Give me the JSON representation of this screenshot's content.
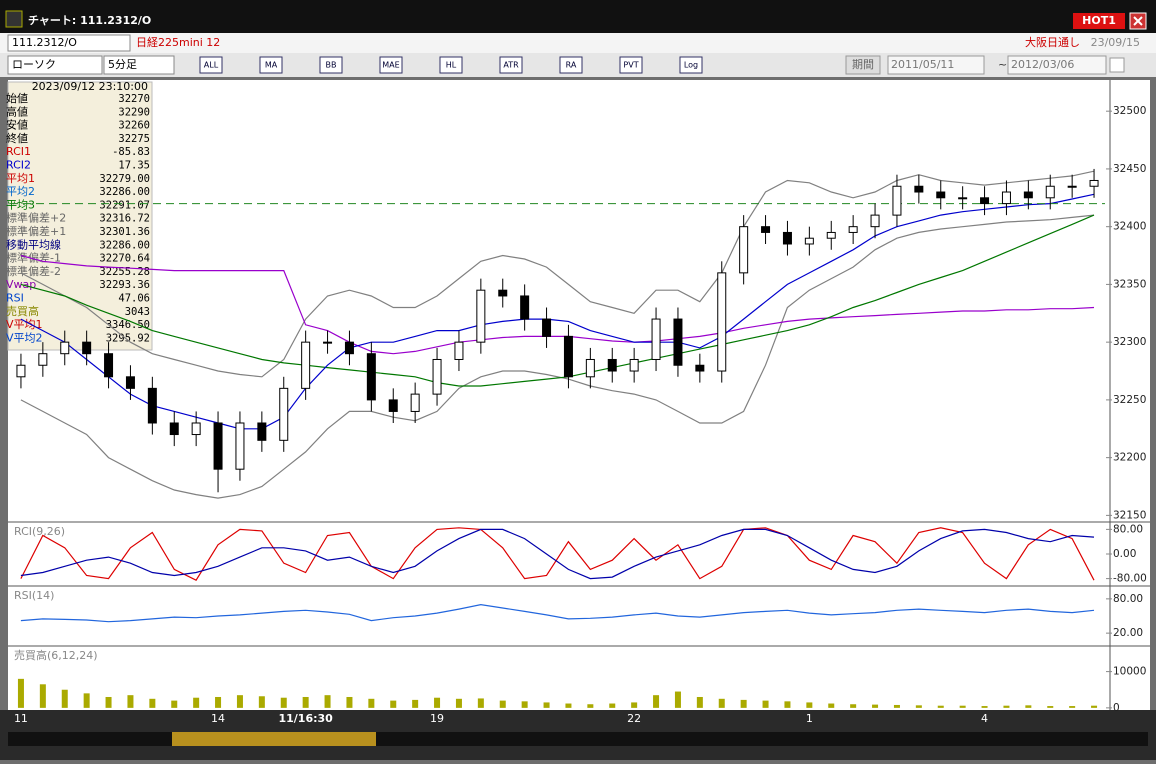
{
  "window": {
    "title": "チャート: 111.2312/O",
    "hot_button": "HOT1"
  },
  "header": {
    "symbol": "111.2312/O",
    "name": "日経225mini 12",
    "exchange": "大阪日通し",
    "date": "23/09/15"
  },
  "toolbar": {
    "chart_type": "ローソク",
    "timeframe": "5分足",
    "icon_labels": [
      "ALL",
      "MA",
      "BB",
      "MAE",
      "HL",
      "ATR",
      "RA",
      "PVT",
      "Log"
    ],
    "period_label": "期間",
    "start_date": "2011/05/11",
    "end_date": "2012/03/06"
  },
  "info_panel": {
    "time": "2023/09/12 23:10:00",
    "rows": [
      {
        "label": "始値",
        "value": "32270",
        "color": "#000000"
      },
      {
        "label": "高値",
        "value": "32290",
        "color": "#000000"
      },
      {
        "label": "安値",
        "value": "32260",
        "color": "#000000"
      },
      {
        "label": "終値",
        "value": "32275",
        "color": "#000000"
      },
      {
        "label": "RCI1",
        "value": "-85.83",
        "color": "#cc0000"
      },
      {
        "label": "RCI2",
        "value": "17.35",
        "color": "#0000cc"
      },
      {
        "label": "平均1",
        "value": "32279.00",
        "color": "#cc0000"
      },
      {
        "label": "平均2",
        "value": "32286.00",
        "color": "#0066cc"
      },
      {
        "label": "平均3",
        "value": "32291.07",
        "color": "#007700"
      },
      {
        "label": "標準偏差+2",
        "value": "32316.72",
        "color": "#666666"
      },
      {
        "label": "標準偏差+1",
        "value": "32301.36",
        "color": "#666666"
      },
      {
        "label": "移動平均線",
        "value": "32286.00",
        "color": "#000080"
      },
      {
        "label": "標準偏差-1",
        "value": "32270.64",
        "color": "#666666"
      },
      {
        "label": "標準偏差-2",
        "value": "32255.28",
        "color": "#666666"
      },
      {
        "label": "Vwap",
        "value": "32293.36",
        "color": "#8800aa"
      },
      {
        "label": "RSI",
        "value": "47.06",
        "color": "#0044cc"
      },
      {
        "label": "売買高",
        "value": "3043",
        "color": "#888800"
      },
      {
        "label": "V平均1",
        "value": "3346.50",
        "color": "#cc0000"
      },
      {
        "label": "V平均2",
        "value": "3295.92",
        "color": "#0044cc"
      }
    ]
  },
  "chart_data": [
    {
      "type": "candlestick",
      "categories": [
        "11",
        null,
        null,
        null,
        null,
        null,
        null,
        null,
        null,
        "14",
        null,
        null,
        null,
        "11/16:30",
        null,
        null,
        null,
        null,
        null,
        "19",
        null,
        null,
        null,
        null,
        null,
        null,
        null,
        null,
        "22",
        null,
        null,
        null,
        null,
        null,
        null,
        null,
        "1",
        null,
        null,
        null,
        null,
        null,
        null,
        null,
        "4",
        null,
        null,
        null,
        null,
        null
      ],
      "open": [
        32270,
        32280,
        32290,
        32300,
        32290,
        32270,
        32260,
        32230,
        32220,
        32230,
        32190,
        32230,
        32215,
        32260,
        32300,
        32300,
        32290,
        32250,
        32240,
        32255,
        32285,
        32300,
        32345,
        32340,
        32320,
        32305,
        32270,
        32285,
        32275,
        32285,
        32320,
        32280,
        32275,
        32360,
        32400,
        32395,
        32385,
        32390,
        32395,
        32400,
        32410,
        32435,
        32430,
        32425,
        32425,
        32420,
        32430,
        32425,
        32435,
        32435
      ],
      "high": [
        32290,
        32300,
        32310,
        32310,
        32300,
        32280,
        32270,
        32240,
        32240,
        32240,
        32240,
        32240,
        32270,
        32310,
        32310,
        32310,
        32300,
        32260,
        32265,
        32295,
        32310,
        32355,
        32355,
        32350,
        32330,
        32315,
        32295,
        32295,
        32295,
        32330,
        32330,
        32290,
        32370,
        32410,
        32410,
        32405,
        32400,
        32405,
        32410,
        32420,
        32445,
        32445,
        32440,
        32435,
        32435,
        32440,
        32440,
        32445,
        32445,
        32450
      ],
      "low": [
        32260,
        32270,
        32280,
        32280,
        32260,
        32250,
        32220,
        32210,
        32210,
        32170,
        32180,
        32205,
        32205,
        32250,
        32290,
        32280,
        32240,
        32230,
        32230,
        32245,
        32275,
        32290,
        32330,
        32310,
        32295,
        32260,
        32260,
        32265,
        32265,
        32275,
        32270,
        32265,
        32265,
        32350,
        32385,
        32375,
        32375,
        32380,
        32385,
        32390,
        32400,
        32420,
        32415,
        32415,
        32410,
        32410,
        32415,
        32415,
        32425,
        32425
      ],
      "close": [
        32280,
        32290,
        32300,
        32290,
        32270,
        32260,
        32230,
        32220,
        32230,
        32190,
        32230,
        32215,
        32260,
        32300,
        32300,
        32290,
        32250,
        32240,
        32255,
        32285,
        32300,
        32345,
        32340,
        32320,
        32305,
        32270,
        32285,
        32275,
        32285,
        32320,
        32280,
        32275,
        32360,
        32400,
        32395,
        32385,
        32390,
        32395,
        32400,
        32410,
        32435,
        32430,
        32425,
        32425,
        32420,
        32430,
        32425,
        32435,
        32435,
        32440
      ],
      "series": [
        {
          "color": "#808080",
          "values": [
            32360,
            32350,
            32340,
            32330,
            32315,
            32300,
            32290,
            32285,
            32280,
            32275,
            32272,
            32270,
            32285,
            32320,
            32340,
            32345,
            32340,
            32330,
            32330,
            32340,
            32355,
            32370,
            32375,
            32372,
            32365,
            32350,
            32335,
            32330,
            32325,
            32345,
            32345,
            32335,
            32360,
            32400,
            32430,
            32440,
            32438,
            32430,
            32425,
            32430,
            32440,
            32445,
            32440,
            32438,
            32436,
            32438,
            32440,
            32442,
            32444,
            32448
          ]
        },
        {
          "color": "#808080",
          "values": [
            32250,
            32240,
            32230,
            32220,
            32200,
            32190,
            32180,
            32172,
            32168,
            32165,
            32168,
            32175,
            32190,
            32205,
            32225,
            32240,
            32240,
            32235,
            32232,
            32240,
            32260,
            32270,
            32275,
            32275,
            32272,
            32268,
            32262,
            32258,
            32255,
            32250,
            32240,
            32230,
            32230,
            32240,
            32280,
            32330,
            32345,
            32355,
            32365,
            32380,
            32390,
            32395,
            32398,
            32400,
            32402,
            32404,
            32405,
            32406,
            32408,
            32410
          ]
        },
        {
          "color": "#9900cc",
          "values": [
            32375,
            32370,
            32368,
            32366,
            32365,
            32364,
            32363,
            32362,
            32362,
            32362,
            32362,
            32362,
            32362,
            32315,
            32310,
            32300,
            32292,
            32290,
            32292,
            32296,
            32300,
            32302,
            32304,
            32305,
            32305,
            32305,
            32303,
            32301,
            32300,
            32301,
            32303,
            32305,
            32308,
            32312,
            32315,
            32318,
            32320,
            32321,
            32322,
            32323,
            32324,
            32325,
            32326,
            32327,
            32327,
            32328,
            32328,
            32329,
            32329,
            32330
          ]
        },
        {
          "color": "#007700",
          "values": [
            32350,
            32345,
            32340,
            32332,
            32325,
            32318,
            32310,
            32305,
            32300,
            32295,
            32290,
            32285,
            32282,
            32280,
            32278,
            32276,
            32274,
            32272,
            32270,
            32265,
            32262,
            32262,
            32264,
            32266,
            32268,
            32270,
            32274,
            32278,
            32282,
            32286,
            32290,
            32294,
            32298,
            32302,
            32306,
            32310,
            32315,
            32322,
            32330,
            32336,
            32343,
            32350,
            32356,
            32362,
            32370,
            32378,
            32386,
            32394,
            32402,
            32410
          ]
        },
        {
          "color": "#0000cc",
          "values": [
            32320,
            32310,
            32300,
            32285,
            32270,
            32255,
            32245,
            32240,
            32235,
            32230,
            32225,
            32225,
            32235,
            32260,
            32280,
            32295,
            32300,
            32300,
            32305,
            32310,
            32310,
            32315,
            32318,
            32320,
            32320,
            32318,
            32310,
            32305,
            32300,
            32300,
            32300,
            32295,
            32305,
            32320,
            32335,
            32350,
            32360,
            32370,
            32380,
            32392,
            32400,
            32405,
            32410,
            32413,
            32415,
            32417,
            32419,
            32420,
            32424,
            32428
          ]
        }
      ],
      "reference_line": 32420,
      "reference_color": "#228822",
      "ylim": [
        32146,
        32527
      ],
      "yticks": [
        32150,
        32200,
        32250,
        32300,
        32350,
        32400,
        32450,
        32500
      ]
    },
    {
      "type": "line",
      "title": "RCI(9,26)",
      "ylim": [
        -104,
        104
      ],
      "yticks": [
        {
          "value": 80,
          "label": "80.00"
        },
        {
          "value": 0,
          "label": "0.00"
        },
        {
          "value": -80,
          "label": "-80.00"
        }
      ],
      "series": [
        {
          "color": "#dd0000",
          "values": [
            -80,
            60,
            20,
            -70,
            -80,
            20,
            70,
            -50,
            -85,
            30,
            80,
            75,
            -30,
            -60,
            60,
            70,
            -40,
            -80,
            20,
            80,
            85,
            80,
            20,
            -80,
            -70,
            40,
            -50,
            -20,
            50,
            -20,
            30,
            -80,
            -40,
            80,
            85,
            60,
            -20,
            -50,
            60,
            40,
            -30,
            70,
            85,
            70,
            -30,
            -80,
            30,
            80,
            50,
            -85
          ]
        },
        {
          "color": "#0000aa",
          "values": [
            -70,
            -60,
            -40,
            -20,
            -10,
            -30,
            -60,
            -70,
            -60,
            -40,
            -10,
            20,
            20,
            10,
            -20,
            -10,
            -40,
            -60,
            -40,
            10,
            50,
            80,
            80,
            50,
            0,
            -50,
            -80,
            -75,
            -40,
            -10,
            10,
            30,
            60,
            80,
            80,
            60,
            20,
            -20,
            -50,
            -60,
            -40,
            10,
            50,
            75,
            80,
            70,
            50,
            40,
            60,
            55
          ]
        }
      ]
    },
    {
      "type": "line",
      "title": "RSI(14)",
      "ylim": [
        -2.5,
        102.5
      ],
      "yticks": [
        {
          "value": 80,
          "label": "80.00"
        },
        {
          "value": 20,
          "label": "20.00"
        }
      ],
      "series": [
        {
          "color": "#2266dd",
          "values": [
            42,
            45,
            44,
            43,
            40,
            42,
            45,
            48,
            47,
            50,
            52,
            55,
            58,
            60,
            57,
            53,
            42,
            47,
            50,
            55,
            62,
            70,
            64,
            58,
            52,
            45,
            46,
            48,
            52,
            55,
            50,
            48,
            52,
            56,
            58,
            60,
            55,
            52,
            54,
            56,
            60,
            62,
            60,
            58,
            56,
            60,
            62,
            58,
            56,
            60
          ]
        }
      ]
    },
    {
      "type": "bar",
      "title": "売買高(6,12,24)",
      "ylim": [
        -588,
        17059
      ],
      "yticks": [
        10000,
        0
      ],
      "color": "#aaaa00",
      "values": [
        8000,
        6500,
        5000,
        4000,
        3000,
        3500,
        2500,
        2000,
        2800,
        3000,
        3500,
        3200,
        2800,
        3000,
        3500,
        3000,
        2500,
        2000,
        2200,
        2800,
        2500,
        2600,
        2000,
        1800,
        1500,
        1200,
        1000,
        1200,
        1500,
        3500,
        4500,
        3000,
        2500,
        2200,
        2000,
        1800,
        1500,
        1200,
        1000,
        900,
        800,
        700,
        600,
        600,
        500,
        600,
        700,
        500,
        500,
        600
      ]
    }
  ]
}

• [TASK OBJECTIVE]: Scan the records above for the string "標準偏差", then select every line that holds it.

• [WRITTEN SOLUTION]:
        "label": "標準偏差+2",
        "label": "標準偏差+1",
        "label": "標準偏差-1",
        "label": "標準偏差-2",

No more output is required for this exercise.